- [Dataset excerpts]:
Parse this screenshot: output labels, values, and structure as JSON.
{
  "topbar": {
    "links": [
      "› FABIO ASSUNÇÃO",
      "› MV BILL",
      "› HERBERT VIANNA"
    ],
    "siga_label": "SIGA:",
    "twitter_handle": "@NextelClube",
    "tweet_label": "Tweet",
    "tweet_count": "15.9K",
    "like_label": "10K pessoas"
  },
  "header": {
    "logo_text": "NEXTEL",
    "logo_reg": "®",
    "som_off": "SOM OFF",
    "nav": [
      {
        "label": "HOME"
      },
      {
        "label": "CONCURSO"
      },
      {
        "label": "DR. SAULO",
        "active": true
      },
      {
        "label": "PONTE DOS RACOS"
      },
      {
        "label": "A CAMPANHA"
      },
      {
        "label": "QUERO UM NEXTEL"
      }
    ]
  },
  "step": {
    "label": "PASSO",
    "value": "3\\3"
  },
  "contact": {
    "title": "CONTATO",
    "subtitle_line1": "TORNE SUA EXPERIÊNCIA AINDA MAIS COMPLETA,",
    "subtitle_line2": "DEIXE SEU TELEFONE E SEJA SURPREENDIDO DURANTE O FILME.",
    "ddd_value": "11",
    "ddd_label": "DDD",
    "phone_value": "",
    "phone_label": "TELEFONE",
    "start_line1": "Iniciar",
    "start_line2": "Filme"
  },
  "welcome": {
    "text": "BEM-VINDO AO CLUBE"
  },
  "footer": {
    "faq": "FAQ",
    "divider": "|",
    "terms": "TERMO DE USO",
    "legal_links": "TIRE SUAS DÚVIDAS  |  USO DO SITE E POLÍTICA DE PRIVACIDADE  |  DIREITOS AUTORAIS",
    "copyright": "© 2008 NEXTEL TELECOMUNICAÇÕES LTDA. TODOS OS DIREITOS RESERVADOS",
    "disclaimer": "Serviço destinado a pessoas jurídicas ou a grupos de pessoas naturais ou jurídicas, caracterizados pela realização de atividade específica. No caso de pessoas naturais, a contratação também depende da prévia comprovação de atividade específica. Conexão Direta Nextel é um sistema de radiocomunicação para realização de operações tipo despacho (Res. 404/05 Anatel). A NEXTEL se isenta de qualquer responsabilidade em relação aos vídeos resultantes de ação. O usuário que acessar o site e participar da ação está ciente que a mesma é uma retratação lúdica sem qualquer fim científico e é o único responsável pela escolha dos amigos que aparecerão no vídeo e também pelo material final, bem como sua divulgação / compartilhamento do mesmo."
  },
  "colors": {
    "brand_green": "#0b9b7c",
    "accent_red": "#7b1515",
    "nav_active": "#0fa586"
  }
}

- [Do this]: Look through the material above and work out how many of its lines contain "TELEFONE". State the number only.

- [Result of the exercise]: 2